Task goal: Each line that holds the string "Core" counts once; say how many such lines there are and add nothing.

--------

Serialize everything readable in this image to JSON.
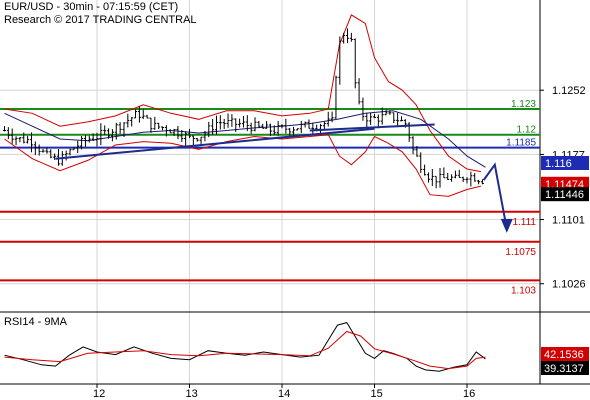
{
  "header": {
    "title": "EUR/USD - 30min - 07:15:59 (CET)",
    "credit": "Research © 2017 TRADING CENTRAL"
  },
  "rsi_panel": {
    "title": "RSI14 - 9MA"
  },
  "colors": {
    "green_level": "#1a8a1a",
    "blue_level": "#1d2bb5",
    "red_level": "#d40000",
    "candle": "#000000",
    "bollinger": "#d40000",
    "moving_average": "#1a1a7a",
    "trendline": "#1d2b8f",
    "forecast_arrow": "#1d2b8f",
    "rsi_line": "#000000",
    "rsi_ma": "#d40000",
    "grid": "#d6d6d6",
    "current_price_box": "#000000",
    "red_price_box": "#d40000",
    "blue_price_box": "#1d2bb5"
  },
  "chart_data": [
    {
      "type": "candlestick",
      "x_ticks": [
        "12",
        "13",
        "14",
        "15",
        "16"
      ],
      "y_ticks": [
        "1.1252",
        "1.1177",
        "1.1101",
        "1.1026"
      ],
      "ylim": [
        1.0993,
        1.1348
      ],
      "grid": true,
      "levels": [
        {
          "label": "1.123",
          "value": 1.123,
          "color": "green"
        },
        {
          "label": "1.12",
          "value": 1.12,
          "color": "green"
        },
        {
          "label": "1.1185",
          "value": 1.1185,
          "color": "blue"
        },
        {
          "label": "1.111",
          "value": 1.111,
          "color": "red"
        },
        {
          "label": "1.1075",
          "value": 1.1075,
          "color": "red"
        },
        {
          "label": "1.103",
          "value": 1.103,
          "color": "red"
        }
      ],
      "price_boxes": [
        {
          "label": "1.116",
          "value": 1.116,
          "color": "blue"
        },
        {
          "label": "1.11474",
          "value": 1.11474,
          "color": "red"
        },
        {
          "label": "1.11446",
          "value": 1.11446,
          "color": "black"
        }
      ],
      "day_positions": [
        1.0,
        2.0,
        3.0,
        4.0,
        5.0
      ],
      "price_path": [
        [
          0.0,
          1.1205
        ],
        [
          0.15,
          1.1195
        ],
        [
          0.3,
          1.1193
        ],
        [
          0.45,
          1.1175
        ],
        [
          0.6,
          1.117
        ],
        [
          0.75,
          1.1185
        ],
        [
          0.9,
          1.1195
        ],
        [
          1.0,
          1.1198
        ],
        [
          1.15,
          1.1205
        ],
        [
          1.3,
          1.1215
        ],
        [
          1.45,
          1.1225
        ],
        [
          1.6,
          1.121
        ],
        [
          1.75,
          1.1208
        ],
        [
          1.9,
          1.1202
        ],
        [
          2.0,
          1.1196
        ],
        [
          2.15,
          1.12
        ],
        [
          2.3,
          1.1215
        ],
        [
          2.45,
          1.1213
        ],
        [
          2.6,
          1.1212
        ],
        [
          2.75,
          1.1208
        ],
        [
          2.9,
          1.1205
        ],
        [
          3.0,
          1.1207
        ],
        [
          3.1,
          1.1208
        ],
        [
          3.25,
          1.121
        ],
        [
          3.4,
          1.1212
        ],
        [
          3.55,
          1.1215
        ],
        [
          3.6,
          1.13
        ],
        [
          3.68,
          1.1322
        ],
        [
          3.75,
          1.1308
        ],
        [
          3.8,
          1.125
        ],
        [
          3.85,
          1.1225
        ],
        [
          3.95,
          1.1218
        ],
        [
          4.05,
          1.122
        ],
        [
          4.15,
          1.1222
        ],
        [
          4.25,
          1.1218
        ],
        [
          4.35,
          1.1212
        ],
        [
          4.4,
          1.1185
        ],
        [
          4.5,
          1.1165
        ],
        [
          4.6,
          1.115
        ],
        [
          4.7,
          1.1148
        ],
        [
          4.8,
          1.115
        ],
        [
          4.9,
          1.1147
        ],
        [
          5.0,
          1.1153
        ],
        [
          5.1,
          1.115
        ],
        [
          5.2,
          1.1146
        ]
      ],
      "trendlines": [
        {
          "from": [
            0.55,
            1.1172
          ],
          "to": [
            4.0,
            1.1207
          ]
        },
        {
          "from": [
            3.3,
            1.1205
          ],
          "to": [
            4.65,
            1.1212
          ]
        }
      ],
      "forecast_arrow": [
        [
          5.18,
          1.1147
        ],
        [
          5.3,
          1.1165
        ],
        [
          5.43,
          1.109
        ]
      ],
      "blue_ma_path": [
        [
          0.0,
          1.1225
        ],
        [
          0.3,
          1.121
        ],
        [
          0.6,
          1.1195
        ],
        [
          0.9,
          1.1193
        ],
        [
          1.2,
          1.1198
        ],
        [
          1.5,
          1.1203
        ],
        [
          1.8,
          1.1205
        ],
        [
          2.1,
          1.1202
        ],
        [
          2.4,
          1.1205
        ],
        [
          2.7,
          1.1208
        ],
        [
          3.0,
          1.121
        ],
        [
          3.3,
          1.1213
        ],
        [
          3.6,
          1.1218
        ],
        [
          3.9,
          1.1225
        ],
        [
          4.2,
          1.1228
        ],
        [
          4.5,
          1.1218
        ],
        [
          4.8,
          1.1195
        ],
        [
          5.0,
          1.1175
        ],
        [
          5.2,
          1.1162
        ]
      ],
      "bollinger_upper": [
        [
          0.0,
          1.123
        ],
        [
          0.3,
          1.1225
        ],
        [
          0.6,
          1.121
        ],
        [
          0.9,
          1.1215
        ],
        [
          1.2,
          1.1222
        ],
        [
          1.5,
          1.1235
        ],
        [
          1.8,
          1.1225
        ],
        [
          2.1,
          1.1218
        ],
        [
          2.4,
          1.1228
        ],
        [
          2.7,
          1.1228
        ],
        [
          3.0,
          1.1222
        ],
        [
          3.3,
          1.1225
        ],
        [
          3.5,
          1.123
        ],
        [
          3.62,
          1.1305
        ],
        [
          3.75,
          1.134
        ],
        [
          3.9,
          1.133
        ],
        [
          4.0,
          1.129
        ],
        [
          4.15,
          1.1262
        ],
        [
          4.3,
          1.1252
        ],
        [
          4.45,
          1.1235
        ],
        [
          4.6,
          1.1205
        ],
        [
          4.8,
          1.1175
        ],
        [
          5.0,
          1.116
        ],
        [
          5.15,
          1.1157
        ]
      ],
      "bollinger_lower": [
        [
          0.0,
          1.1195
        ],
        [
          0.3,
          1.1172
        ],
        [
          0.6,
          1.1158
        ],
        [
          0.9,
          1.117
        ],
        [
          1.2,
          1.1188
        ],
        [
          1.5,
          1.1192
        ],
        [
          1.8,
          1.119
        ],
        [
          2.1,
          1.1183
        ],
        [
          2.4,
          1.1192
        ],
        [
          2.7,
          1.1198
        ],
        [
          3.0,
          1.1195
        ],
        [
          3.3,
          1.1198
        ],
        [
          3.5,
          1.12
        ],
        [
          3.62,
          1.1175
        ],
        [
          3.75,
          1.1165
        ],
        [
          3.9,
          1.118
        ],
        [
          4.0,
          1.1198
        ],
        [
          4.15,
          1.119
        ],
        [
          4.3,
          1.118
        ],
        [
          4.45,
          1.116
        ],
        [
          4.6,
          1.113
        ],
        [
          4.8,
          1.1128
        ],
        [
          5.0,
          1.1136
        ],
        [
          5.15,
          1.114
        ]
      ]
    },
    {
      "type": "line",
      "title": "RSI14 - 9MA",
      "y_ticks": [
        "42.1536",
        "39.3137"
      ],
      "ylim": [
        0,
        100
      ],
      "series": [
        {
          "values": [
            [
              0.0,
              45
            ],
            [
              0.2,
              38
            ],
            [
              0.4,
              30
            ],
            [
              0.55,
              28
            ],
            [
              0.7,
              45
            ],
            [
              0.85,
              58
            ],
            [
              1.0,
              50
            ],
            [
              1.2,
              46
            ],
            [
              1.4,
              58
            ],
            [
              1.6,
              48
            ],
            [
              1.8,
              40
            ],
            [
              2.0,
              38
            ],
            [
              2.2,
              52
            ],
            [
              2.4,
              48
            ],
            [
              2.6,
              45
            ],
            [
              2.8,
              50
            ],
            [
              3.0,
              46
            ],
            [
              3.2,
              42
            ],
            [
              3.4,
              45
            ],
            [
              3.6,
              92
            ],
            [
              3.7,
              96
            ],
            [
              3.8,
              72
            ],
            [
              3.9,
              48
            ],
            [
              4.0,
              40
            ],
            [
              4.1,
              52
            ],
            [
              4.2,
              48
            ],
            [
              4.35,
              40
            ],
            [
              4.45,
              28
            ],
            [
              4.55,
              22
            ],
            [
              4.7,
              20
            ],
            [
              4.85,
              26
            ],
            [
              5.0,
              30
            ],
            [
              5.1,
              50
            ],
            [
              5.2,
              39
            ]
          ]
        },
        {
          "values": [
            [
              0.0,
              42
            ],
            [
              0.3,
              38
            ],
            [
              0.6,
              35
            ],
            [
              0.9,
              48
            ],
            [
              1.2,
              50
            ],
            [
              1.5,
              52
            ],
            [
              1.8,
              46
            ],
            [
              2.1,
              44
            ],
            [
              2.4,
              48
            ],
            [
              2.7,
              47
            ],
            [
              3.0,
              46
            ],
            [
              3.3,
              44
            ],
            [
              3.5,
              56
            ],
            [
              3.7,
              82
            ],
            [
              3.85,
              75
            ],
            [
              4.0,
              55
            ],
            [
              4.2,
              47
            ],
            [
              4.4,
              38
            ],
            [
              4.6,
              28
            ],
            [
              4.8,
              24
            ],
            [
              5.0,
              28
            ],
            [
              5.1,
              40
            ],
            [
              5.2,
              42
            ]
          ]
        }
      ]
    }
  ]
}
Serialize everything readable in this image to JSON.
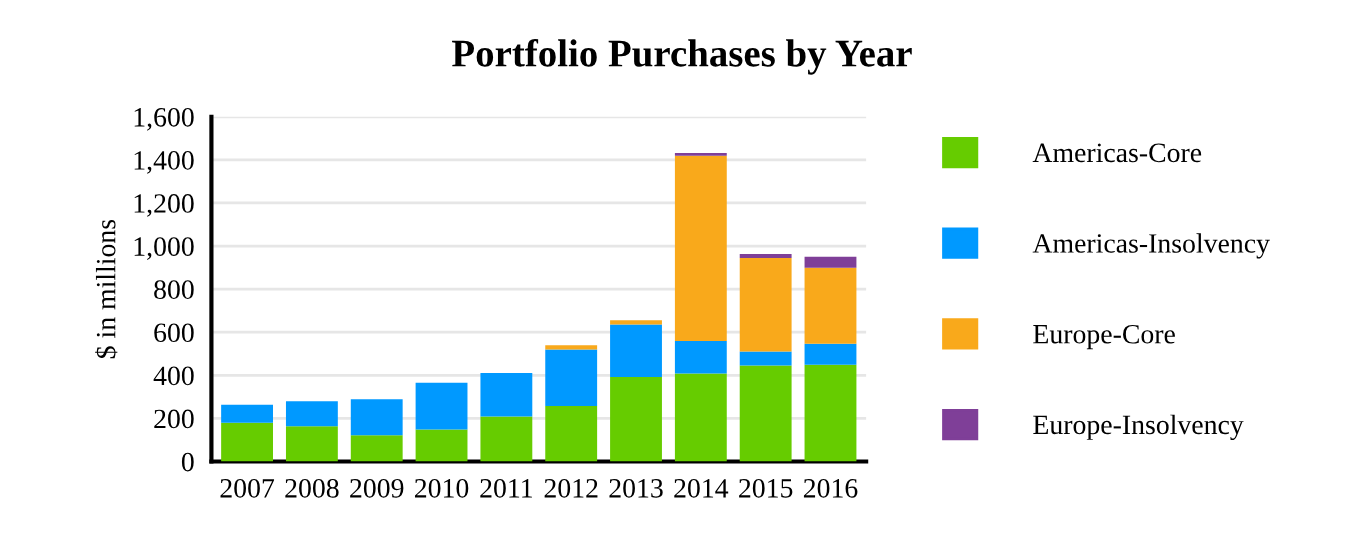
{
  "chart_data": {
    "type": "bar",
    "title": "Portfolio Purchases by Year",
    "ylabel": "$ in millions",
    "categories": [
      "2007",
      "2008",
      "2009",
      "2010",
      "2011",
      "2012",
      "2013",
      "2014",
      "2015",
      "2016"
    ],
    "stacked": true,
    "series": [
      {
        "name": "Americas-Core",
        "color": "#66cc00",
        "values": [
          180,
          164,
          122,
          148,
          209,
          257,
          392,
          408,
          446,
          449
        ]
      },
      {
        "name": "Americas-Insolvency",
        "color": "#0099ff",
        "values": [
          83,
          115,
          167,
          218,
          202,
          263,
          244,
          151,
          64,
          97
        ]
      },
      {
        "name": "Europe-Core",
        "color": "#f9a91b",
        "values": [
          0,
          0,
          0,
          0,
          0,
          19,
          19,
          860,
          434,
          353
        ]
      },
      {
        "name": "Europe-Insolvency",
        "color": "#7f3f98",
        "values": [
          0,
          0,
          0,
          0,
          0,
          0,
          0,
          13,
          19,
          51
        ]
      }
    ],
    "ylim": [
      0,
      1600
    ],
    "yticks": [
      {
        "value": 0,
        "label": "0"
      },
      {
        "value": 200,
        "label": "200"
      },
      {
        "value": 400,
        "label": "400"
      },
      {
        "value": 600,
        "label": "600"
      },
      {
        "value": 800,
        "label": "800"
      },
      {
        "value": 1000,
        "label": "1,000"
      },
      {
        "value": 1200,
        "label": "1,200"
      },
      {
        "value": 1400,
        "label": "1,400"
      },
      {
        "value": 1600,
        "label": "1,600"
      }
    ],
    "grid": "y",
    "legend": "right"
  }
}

--------

Response below: 2